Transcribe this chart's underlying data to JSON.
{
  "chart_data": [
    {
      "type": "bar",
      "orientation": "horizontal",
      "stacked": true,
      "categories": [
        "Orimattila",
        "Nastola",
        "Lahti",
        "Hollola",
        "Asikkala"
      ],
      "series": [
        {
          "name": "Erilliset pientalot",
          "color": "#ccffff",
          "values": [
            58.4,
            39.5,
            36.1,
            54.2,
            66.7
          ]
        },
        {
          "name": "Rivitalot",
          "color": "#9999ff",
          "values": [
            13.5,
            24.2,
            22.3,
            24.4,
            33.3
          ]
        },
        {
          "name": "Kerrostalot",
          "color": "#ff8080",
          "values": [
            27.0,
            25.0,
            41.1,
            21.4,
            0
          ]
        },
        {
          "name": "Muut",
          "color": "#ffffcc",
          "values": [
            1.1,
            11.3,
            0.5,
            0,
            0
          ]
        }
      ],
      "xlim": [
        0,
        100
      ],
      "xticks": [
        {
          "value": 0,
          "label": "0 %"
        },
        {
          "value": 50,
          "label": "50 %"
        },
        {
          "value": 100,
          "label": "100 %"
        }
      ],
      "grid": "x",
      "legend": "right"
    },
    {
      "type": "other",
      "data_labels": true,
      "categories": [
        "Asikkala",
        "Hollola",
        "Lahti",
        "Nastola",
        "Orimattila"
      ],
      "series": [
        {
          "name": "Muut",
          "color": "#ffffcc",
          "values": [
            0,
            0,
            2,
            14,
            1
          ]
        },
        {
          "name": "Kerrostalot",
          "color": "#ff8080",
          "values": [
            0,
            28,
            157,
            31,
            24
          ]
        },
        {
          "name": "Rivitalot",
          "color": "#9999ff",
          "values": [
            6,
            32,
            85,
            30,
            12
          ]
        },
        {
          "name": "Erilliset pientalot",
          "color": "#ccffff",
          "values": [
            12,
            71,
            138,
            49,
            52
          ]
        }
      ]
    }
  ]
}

==========

▶ _Required task_: Extract the complete data, matching each line exactly.

▶ _Solution to this task_:
Transcribe this chart's underlying data to JSON.
{
  "chart_data": [
    {
      "type": "bar",
      "orientation": "horizontal",
      "stacked": true,
      "categories": [
        "Orimattila",
        "Nastola",
        "Lahti",
        "Hollola",
        "Asikkala"
      ],
      "series": [
        {
          "name": "Erilliset pientalot",
          "color": "#ccffff",
          "values": [
            58.4,
            39.5,
            36.1,
            54.2,
            66.7
          ]
        },
        {
          "name": "Rivitalot",
          "color": "#9999ff",
          "values": [
            13.5,
            24.2,
            22.3,
            24.4,
            33.3
          ]
        },
        {
          "name": "Kerrostalot",
          "color": "#ff8080",
          "values": [
            27.0,
            25.0,
            41.1,
            21.4,
            0
          ]
        },
        {
          "name": "Muut",
          "color": "#ffffcc",
          "values": [
            1.1,
            11.3,
            0.5,
            0,
            0
          ]
        }
      ],
      "xlim": [
        0,
        100
      ],
      "xticks": [
        {
          "value": 0,
          "label": "0 %"
        },
        {
          "value": 50,
          "label": "50 %"
        },
        {
          "value": 100,
          "label": "100 %"
        }
      ],
      "grid": "x",
      "legend": "right"
    },
    {
      "type": "other",
      "data_labels": true,
      "categories": [
        "Asikkala",
        "Hollola",
        "Lahti",
        "Nastola",
        "Orimattila"
      ],
      "series": [
        {
          "name": "Muut",
          "color": "#ffffcc",
          "values": [
            0,
            0,
            2,
            14,
            1
          ]
        },
        {
          "name": "Kerrostalot",
          "color": "#ff8080",
          "values": [
            0,
            28,
            157,
            31,
            24
          ]
        },
        {
          "name": "Rivitalot",
          "color": "#9999ff",
          "values": [
            6,
            32,
            85,
            30,
            12
          ]
        },
        {
          "name": "Erilliset pientalot",
          "color": "#ccffff",
          "values": [
            12,
            71,
            138,
            49,
            52
          ]
        }
      ]
    }
  ]
}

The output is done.